(CHALLENGE): Each record must be reproduced exactly as it is shown.

(Records from a dataset):
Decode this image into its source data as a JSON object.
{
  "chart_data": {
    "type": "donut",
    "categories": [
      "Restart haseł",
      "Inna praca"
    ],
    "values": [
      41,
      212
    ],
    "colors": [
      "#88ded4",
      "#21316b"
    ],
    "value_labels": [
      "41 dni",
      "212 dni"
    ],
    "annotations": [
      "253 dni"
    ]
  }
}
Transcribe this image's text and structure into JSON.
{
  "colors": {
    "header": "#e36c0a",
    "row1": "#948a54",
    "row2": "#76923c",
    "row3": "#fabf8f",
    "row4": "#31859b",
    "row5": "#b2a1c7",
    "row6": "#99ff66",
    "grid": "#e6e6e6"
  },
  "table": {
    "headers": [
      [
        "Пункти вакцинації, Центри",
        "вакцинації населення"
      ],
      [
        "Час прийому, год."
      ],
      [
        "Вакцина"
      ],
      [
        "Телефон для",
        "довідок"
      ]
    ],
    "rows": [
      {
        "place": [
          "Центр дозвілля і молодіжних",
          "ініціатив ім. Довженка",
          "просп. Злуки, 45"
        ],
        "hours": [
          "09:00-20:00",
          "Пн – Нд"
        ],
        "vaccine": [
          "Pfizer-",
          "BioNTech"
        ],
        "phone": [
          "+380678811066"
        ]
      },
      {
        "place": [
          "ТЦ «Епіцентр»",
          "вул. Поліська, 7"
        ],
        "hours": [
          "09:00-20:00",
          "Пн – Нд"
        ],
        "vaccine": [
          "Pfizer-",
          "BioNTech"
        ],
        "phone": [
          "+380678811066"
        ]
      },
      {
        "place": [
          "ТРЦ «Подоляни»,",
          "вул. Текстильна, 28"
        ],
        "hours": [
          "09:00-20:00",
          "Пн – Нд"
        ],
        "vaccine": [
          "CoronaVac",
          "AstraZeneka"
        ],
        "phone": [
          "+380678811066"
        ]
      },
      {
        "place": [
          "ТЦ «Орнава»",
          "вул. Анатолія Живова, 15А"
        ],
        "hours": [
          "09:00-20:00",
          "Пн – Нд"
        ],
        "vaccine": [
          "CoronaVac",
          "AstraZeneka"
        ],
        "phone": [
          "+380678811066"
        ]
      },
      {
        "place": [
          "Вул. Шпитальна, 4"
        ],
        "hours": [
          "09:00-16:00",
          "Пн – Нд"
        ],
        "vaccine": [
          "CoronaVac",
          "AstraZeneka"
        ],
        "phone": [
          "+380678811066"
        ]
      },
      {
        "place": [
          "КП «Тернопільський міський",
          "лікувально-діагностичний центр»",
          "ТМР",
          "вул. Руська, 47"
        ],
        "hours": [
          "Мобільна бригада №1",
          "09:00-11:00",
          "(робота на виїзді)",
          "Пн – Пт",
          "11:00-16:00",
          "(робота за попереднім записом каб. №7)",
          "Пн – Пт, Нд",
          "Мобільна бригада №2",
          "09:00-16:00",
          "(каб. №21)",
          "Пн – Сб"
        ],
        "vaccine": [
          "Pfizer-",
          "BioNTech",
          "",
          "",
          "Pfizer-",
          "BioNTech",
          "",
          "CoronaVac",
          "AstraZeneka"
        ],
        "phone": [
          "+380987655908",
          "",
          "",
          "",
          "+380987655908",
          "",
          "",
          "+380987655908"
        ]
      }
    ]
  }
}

(THE COMPLETED TASK):
Decode this image into its source data as a JSON object.
{
  "chart_data": {
    "type": "donut",
    "categories": [
      "Restart haseł",
      "Inna praca"
    ],
    "values": [
      41,
      212
    ],
    "colors": [
      "#88ded4",
      "#21316b"
    ],
    "value_labels": [
      "41 dni",
      "212 dni"
    ],
    "annotations": [
      "253 dni"
    ]
  }
}
Transcribe this image's text and structure into JSON.
{
  "colors": {
    "header": "#e36c0a",
    "row1": "#948a54",
    "row2": "#76923c",
    "row3": "#fabf8f",
    "row4": "#31859b",
    "row5": "#b2a1c7",
    "row6": "#99ff66",
    "grid": "#e6e6e6"
  },
  "table": {
    "headers": [
      [
        "Пункти вакцинації, Центри",
        "вакцинації населення"
      ],
      [
        "Час прийому, год."
      ],
      [
        "Вакцина"
      ],
      [
        "Телефон для",
        "довідок"
      ]
    ],
    "rows": [
      {
        "place": [
          "Центр дозвілля і молодіжних",
          "ініціатив ім. Довженка",
          "просп. Злуки, 45"
        ],
        "hours": [
          "09:00-20:00",
          "Пн – Нд"
        ],
        "vaccine": [
          "Pfizer-",
          "BioNTech"
        ],
        "phone": [
          "+380678811066"
        ]
      },
      {
        "place": [
          "ТЦ «Епіцентр»",
          "вул. Поліська, 7"
        ],
        "hours": [
          "09:00-20:00",
          "Пн – Нд"
        ],
        "vaccine": [
          "Pfizer-",
          "BioNTech"
        ],
        "phone": [
          "+380678811066"
        ]
      },
      {
        "place": [
          "ТРЦ «Подоляни»,",
          "вул. Текстильна, 28"
        ],
        "hours": [
          "09:00-20:00",
          "Пн – Нд"
        ],
        "vaccine": [
          "CoronaVac",
          "AstraZeneka"
        ],
        "phone": [
          "+380678811066"
        ]
      },
      {
        "place": [
          "ТЦ «Орнава»",
          "вул. Анатолія Живова, 15А"
        ],
        "hours": [
          "09:00-20:00",
          "Пн – Нд"
        ],
        "vaccine": [
          "CoronaVac",
          "AstraZeneka"
        ],
        "phone": [
          "+380678811066"
        ]
      },
      {
        "place": [
          "Вул. Шпитальна, 4"
        ],
        "hours": [
          "09:00-16:00",
          "Пн – Нд"
        ],
        "vaccine": [
          "CoronaVac",
          "AstraZeneka"
        ],
        "phone": [
          "+380678811066"
        ]
      },
      {
        "place": [
          "КП «Тернопільський міський",
          "лікувально-діагностичний центр»",
          "ТМР",
          "вул. Руська, 47"
        ],
        "hours": [
          "Мобільна бригада №1",
          "09:00-11:00",
          "(робота на виїзді)",
          "Пн – Пт",
          "11:00-16:00",
          "(робота за попереднім записом каб. №7)",
          "Пн – Пт, Нд",
          "Мобільна бригада №2",
          "09:00-16:00",
          "(каб. №21)",
          "Пн – Сб"
        ],
        "vaccine": [
          "Pfizer-",
          "BioNTech",
          "",
          "",
          "Pfizer-",
          "BioNTech",
          "",
          "CoronaVac",
          "AstraZeneka"
        ],
        "phone": [
          "+380987655908",
          "",
          "",
          "",
          "+380987655908",
          "",
          "",
          "+380987655908"
        ]
      }
    ]
  }
}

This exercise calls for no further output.